*Directions*
Reproduce each of the lines word for word.

(Collected data entries)
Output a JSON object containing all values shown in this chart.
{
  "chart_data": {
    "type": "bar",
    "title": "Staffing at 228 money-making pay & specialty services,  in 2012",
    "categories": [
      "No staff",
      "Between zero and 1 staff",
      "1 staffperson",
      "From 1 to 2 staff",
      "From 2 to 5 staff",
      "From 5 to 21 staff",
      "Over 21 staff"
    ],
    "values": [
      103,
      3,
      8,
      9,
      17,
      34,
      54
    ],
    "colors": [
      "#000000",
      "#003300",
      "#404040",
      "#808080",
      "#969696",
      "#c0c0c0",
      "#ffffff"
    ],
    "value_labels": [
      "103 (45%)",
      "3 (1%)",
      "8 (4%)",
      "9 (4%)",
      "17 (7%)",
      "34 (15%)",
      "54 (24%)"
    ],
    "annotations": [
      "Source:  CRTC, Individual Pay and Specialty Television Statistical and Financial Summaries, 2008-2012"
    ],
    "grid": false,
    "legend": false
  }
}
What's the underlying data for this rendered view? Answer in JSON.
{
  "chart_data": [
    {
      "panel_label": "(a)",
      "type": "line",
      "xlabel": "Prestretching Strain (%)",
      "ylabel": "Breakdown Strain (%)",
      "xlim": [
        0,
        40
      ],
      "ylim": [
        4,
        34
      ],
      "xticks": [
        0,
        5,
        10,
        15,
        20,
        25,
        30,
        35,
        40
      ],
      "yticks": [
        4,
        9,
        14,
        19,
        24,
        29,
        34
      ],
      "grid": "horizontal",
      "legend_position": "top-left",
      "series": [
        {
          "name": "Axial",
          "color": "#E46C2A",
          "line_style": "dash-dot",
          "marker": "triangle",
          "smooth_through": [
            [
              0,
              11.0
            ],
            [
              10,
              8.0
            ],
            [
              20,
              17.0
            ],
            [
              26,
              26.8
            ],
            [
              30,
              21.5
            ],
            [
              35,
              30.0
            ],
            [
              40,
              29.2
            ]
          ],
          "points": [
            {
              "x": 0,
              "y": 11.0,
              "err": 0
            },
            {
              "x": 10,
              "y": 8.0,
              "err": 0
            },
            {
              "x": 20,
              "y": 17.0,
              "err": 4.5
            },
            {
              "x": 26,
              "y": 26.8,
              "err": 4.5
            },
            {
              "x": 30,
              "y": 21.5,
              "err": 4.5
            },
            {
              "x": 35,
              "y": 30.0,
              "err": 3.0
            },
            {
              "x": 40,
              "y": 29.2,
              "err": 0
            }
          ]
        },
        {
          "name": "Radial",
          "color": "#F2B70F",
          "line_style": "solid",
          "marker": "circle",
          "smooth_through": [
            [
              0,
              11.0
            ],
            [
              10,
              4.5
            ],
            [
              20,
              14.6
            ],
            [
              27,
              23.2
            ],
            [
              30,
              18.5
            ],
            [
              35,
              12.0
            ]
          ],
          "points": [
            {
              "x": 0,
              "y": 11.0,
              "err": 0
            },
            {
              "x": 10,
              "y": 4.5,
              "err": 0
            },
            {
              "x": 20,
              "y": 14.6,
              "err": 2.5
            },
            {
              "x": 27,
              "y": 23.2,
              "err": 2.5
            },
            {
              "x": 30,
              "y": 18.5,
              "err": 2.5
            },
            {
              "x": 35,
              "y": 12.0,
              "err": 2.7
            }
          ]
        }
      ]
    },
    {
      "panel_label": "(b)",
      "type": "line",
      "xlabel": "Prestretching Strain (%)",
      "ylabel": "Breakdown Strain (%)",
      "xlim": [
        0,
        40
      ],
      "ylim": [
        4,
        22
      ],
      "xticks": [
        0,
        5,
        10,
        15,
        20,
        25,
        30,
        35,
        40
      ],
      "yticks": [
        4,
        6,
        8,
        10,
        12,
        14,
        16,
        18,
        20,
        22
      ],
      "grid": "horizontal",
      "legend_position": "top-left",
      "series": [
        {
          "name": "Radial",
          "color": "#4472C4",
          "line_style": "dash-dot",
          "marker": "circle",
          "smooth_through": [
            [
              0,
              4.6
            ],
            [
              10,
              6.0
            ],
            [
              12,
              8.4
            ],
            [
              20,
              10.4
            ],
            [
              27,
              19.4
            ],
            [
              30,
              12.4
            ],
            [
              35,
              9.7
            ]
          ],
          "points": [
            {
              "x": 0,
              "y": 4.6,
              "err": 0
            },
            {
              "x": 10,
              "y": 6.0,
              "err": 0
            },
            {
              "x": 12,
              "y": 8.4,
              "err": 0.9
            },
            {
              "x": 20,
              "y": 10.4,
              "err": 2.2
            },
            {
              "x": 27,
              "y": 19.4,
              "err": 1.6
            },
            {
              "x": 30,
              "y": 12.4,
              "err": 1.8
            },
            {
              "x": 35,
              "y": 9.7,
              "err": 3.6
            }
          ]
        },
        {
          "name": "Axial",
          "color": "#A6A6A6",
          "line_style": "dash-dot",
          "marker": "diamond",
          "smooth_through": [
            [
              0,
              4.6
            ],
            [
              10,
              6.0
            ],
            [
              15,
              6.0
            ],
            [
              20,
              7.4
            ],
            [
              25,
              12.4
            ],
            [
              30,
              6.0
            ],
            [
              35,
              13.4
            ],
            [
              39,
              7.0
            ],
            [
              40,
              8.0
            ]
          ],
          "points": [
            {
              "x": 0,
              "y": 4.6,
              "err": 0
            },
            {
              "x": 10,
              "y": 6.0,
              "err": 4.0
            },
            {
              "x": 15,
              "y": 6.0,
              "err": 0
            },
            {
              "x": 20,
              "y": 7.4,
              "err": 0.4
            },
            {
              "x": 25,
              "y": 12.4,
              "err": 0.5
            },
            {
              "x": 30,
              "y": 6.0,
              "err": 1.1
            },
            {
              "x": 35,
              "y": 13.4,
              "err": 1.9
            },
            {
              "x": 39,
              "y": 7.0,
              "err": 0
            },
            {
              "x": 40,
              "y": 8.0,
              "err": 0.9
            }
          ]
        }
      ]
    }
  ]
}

*Answer in full*
Output a JSON object containing all values shown in this chart.
{
  "chart_data": {
    "type": "bar",
    "title": "Staffing at 228 money-making pay & specialty services,  in 2012",
    "categories": [
      "No staff",
      "Between zero and 1 staff",
      "1 staffperson",
      "From 1 to 2 staff",
      "From 2 to 5 staff",
      "From 5 to 21 staff",
      "Over 21 staff"
    ],
    "values": [
      103,
      3,
      8,
      9,
      17,
      34,
      54
    ],
    "colors": [
      "#000000",
      "#003300",
      "#404040",
      "#808080",
      "#969696",
      "#c0c0c0",
      "#ffffff"
    ],
    "value_labels": [
      "103 (45%)",
      "3 (1%)",
      "8 (4%)",
      "9 (4%)",
      "17 (7%)",
      "34 (15%)",
      "54 (24%)"
    ],
    "annotations": [
      "Source:  CRTC, Individual Pay and Specialty Television Statistical and Financial Summaries, 2008-2012"
    ],
    "grid": false,
    "legend": false
  }
}
What's the underlying data for this rendered view? Answer in JSON.
{
  "chart_data": [
    {
      "panel_label": "(a)",
      "type": "line",
      "xlabel": "Prestretching Strain (%)",
      "ylabel": "Breakdown Strain (%)",
      "xlim": [
        0,
        40
      ],
      "ylim": [
        4,
        34
      ],
      "xticks": [
        0,
        5,
        10,
        15,
        20,
        25,
        30,
        35,
        40
      ],
      "yticks": [
        4,
        9,
        14,
        19,
        24,
        29,
        34
      ],
      "grid": "horizontal",
      "legend_position": "top-left",
      "series": [
        {
          "name": "Axial",
          "color": "#E46C2A",
          "line_style": "dash-dot",
          "marker": "triangle",
          "smooth_through": [
            [
              0,
              11.0
            ],
            [
              10,
              8.0
            ],
            [
              20,
              17.0
            ],
            [
              26,
              26.8
            ],
            [
              30,
              21.5
            ],
            [
              35,
              30.0
            ],
            [
              40,
              29.2
            ]
          ],
          "points": [
            {
              "x": 0,
              "y": 11.0,
              "err": 0
            },
            {
              "x": 10,
              "y": 8.0,
              "err": 0
            },
            {
              "x": 20,
              "y": 17.0,
              "err": 4.5
            },
            {
              "x": 26,
              "y": 26.8,
              "err": 4.5
            },
            {
              "x": 30,
              "y": 21.5,
              "err": 4.5
            },
            {
              "x": 35,
              "y": 30.0,
              "err": 3.0
            },
            {
              "x": 40,
              "y": 29.2,
              "err": 0
            }
          ]
        },
        {
          "name": "Radial",
          "color": "#F2B70F",
          "line_style": "solid",
          "marker": "circle",
          "smooth_through": [
            [
              0,
              11.0
            ],
            [
              10,
              4.5
            ],
            [
              20,
              14.6
            ],
            [
              27,
              23.2
            ],
            [
              30,
              18.5
            ],
            [
              35,
              12.0
            ]
          ],
          "points": [
            {
              "x": 0,
              "y": 11.0,
              "err": 0
            },
            {
              "x": 10,
              "y": 4.5,
              "err": 0
            },
            {
              "x": 20,
              "y": 14.6,
              "err": 2.5
            },
            {
              "x": 27,
              "y": 23.2,
              "err": 2.5
            },
            {
              "x": 30,
              "y": 18.5,
              "err": 2.5
            },
            {
              "x": 35,
              "y": 12.0,
              "err": 2.7
            }
          ]
        }
      ]
    },
    {
      "panel_label": "(b)",
      "type": "line",
      "xlabel": "Prestretching Strain (%)",
      "ylabel": "Breakdown Strain (%)",
      "xlim": [
        0,
        40
      ],
      "ylim": [
        4,
        22
      ],
      "xticks": [
        0,
        5,
        10,
        15,
        20,
        25,
        30,
        35,
        40
      ],
      "yticks": [
        4,
        6,
        8,
        10,
        12,
        14,
        16,
        18,
        20,
        22
      ],
      "grid": "horizontal",
      "legend_position": "top-left",
      "series": [
        {
          "name": "Radial",
          "color": "#4472C4",
          "line_style": "dash-dot",
          "marker": "circle",
          "smooth_through": [
            [
              0,
              4.6
            ],
            [
              10,
              6.0
            ],
            [
              12,
              8.4
            ],
            [
              20,
              10.4
            ],
            [
              27,
              19.4
            ],
            [
              30,
              12.4
            ],
            [
              35,
              9.7
            ]
          ],
          "points": [
            {
              "x": 0,
              "y": 4.6,
              "err": 0
            },
            {
              "x": 10,
              "y": 6.0,
              "err": 0
            },
            {
              "x": 12,
              "y": 8.4,
              "err": 0.9
            },
            {
              "x": 20,
              "y": 10.4,
              "err": 2.2
            },
            {
              "x": 27,
              "y": 19.4,
              "err": 1.6
            },
            {
              "x": 30,
              "y": 12.4,
              "err": 1.8
            },
            {
              "x": 35,
              "y": 9.7,
              "err": 3.6
            }
          ]
        },
        {
          "name": "Axial",
          "color": "#A6A6A6",
          "line_style": "dash-dot",
          "marker": "diamond",
          "smooth_through": [
            [
              0,
              4.6
            ],
            [
              10,
              6.0
            ],
            [
              15,
              6.0
            ],
            [
              20,
              7.4
            ],
            [
              25,
              12.4
            ],
            [
              30,
              6.0
            ],
            [
              35,
              13.4
            ],
            [
              39,
              7.0
            ],
            [
              40,
              8.0
            ]
          ],
          "points": [
            {
              "x": 0,
              "y": 4.6,
              "err": 0
            },
            {
              "x": 10,
              "y": 6.0,
              "err": 4.0
            },
            {
              "x": 15,
              "y": 6.0,
              "err": 0
            },
            {
              "x": 20,
              "y": 7.4,
              "err": 0.4
            },
            {
              "x": 25,
              "y": 12.4,
              "err": 0.5
            },
            {
              "x": 30,
              "y": 6.0,
              "err": 1.1
            },
            {
              "x": 35,
              "y": 13.4,
              "err": 1.9
            },
            {
              "x": 39,
              "y": 7.0,
              "err": 0
            },
            {
              "x": 40,
              "y": 8.0,
              "err": 0.9
            }
          ]
        }
      ]
    }
  ]
}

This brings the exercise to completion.